═════ Input material
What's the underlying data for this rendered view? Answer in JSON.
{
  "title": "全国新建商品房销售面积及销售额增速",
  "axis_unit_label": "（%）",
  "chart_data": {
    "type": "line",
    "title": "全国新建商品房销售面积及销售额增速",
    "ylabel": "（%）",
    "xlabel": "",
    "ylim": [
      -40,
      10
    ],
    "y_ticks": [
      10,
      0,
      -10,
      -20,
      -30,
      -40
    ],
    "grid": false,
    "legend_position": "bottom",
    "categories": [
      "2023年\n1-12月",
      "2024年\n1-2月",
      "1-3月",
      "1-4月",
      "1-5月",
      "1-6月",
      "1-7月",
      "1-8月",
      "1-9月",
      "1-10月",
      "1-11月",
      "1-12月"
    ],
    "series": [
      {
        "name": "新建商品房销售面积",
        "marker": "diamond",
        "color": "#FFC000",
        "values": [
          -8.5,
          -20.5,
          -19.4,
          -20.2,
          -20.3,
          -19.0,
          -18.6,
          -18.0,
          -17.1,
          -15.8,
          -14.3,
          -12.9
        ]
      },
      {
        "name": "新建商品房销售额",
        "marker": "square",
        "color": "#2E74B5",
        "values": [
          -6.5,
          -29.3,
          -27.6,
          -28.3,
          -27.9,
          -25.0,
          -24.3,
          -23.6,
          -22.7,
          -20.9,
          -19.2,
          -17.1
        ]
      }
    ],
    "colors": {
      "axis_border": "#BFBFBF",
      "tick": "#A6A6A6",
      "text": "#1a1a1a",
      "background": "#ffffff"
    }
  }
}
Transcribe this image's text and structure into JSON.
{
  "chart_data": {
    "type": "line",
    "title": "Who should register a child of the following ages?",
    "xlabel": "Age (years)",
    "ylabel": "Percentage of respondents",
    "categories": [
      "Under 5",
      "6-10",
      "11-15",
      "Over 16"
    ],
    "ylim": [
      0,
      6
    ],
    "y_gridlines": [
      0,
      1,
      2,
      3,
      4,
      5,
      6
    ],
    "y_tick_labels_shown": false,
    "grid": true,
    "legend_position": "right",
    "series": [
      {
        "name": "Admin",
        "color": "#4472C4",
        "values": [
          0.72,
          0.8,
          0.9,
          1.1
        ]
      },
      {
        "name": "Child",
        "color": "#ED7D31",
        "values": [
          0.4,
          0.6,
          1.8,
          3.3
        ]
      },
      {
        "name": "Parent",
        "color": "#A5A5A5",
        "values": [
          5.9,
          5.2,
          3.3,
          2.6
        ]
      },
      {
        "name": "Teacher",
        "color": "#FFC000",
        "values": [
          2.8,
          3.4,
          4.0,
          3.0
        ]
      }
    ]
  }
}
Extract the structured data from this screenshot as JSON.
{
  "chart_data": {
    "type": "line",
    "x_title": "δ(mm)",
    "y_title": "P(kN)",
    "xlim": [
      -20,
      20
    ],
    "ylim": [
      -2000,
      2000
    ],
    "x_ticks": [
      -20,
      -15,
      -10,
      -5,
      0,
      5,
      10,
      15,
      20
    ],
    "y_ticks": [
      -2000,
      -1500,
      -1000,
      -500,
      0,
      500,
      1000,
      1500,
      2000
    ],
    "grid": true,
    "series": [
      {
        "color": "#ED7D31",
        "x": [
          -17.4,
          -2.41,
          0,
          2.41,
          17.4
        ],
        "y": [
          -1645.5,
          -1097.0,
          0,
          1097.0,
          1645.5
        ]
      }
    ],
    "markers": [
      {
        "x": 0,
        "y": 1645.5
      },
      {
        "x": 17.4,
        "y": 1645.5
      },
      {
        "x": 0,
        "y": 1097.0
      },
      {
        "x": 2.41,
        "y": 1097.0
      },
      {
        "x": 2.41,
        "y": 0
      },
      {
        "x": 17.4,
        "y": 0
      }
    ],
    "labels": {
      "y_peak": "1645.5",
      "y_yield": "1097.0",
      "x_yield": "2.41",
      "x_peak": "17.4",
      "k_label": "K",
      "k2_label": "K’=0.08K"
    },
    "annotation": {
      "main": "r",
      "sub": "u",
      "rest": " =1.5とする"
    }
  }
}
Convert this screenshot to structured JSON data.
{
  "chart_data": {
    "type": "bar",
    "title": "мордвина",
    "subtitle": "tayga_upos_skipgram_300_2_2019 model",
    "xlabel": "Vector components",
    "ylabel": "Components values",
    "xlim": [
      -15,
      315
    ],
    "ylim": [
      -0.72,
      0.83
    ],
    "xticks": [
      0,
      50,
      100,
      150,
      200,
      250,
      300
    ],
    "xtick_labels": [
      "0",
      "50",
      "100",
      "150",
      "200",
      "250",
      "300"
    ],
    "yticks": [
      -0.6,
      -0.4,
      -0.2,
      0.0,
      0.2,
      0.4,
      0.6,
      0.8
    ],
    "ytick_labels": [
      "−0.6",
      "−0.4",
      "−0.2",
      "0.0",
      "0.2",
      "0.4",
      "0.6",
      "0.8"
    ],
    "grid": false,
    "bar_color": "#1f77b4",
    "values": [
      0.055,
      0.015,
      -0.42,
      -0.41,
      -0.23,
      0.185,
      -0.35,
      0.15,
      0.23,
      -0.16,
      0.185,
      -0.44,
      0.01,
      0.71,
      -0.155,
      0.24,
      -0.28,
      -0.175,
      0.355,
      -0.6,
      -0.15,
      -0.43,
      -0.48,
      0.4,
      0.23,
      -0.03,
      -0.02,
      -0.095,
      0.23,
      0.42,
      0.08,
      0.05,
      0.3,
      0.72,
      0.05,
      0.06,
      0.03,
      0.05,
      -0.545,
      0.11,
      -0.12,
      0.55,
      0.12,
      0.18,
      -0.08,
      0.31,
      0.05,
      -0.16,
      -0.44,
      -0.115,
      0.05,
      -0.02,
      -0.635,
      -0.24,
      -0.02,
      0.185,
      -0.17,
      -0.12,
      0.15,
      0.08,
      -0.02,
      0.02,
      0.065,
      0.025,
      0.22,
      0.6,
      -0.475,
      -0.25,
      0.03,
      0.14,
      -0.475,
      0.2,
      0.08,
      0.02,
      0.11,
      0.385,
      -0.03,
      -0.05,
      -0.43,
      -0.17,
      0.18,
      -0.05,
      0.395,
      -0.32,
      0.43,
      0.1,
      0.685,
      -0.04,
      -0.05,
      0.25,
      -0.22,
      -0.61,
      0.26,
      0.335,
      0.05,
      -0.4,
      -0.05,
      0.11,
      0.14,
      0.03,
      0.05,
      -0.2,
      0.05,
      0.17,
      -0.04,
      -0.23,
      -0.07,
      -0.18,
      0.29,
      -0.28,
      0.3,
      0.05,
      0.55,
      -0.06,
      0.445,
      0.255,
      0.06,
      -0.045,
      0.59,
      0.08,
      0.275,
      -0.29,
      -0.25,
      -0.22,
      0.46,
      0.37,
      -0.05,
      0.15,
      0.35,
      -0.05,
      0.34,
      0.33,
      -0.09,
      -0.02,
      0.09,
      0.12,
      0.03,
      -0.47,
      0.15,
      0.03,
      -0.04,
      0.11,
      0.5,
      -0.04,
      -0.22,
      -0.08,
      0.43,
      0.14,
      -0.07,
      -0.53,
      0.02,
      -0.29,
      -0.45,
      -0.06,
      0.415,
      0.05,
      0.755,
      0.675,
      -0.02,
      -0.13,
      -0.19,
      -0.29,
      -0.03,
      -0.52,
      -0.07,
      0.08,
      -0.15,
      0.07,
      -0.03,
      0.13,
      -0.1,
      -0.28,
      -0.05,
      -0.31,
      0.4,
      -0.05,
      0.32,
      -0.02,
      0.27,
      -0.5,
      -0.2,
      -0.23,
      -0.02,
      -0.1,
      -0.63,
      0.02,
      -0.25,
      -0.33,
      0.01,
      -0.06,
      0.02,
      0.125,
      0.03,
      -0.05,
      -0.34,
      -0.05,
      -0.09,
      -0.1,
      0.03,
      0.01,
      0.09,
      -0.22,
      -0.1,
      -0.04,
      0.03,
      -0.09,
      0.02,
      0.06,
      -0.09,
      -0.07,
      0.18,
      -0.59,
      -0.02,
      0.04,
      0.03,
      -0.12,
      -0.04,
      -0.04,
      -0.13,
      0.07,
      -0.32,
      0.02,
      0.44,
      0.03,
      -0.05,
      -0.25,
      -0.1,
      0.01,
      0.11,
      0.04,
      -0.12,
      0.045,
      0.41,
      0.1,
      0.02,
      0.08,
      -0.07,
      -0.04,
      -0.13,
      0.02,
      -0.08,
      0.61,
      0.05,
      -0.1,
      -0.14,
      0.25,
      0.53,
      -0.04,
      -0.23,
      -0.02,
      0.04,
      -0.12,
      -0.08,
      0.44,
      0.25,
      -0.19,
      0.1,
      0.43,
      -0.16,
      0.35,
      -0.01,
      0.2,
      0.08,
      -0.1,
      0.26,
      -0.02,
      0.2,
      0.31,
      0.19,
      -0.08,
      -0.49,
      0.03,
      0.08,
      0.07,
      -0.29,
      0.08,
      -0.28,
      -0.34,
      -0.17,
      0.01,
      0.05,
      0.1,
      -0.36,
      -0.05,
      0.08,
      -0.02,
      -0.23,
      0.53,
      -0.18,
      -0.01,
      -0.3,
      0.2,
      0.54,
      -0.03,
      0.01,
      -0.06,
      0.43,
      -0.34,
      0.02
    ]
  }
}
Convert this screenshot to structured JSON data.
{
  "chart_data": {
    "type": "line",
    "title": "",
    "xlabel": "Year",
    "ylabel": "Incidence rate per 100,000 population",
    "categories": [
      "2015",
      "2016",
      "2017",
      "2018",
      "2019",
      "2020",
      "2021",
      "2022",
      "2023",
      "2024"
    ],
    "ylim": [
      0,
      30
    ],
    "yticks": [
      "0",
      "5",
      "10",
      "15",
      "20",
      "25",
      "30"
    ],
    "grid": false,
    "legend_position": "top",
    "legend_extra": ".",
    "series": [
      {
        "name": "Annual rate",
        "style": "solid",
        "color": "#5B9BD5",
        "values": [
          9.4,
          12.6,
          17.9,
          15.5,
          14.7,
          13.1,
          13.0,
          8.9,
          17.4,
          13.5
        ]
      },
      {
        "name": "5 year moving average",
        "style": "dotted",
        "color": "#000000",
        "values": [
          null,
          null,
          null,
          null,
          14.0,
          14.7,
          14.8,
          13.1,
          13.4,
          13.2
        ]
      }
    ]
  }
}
══════════
● Problem: Count the lines of these entries that hold the string "全国新建商品房销售面积及销售额增速", and give only that number.

● Written solution: 2